- [Aim of the task]: Lift every line from the entries that includes the word "KKMAN".

[Start of Input records]

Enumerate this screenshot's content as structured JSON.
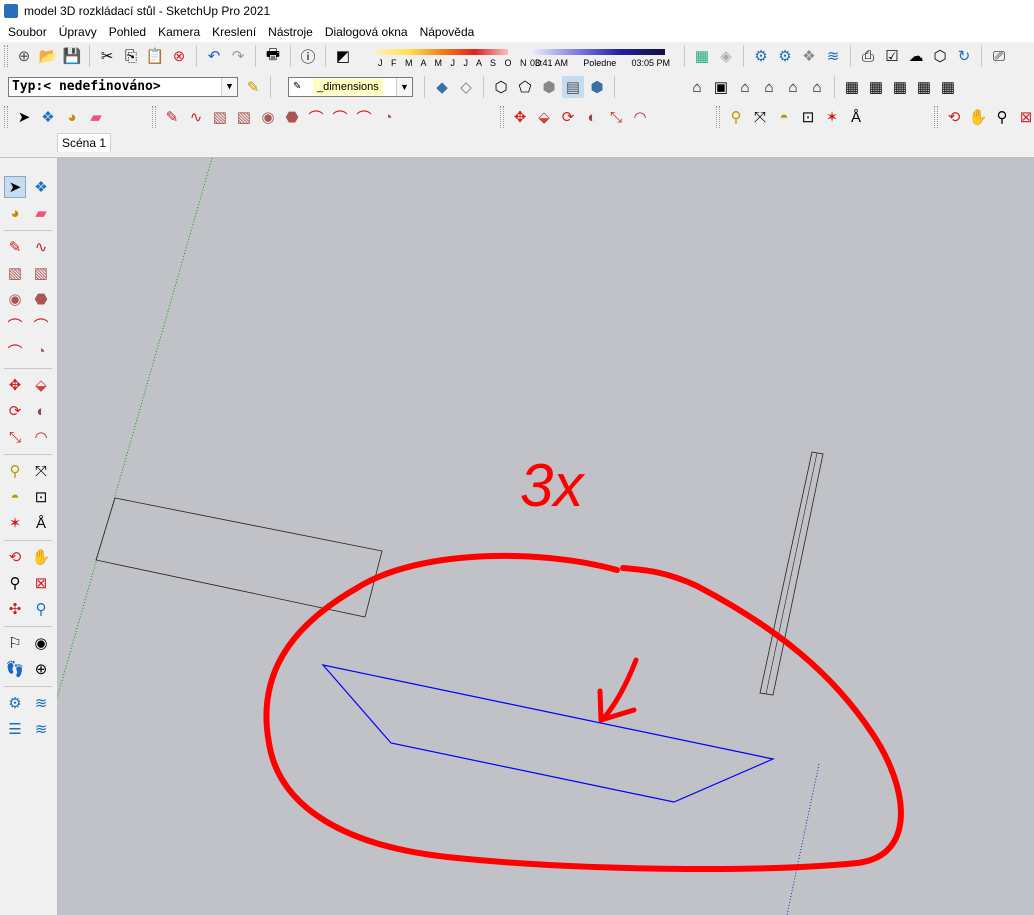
{
  "window": {
    "title": "model 3D rozkládací stůl - SketchUp Pro 2021"
  },
  "menu": [
    "Soubor",
    "Úpravy",
    "Pohled",
    "Kamera",
    "Kreslení",
    "Nástroje",
    "Dialogová okna",
    "Nápověda"
  ],
  "shadows": {
    "months": "J F M A M J J A S O N D",
    "time_start": "03:41 AM",
    "time_mid": "Poledne",
    "time_end": "03:05 PM"
  },
  "entity_info": {
    "type_value": "Typ:< nedefinováno>"
  },
  "tag_select": {
    "value": "_dimensions"
  },
  "scene_tabs": [
    "Scéna 1"
  ],
  "annotation": {
    "text": "3x",
    "color": "#ff0000"
  },
  "colors": {
    "canvas_bg": "#c1c2c7",
    "selection_blue": "#0000ff",
    "green_axis": "#00aa00",
    "markup_red": "#ff0000"
  }
}
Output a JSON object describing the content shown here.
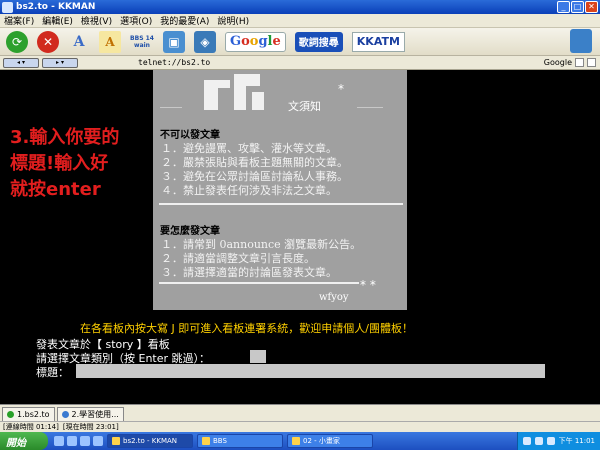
{
  "window": {
    "title": "bs2.to - KKMAN",
    "min": "_",
    "max": "□",
    "close": "✕"
  },
  "menu": [
    "檔案(F)",
    "編輯(E)",
    "檢視(V)",
    "選項(O)",
    "我的最愛(A)",
    "說明(H)"
  ],
  "toolbar": {
    "font_large": "A",
    "font_small": "A",
    "bbs_label": "BBS 14 wain",
    "google": [
      "G",
      "o",
      "o",
      "g",
      "l",
      "e"
    ],
    "lyrics": "歌詞搜尋",
    "kkatm": "KKATM"
  },
  "address": {
    "value": "telnet://bs2.to",
    "search_engine": "Google"
  },
  "notice": {
    "title": "文須知",
    "stars_top": "*",
    "section1_title": "不可以發文章",
    "section1_items": [
      "１．避免謾罵、攻擊、灌水等文章。",
      "２．嚴禁張貼與看板主題無關的文章。",
      "３．避免在公眾討論區討論私人事務。",
      "４．禁止發表任何涉及非法之文章。"
    ],
    "section2_title": "要怎麼發文章",
    "section2_items": [
      "１．請常到 0announce 瀏覽最新公告。",
      "２．請適當調整文章引言長度。",
      "３．請選擇適當的討論區發表文章。"
    ],
    "signature": "wfyoy",
    "stars_bottom": "*  *"
  },
  "instruction": {
    "line1": "3.輸入你要的",
    "line2": "標題!輸入好",
    "line3": "就按enter"
  },
  "terminal": {
    "yellow_line": "在各看板內按大寫 J 即可進入看板連署系統，歡迎申請個人/團體板！",
    "post_in": "發表文章於【 story 】看板",
    "choose_category": "請選擇文章類別（按 Enter 跳過）：",
    "title_label": "標題："
  },
  "tabs": [
    {
      "label": "1.bs2.to"
    },
    {
      "label": "2.學習使用..."
    }
  ],
  "status": {
    "online": "[連線時間 01:14]",
    "now": "[現在時間 23:01]"
  },
  "taskbar": {
    "start": "開始",
    "tasks": [
      {
        "label": "bs2.to - KKMAN"
      },
      {
        "label": "BBS"
      },
      {
        "label": "02 - 小畫家"
      }
    ],
    "clock": "下午 11:01"
  }
}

[End of Input records]

- [Output for this task]:
    "title": "bs2.to - KKMAN",
        "label": "bs2.to - KKMAN"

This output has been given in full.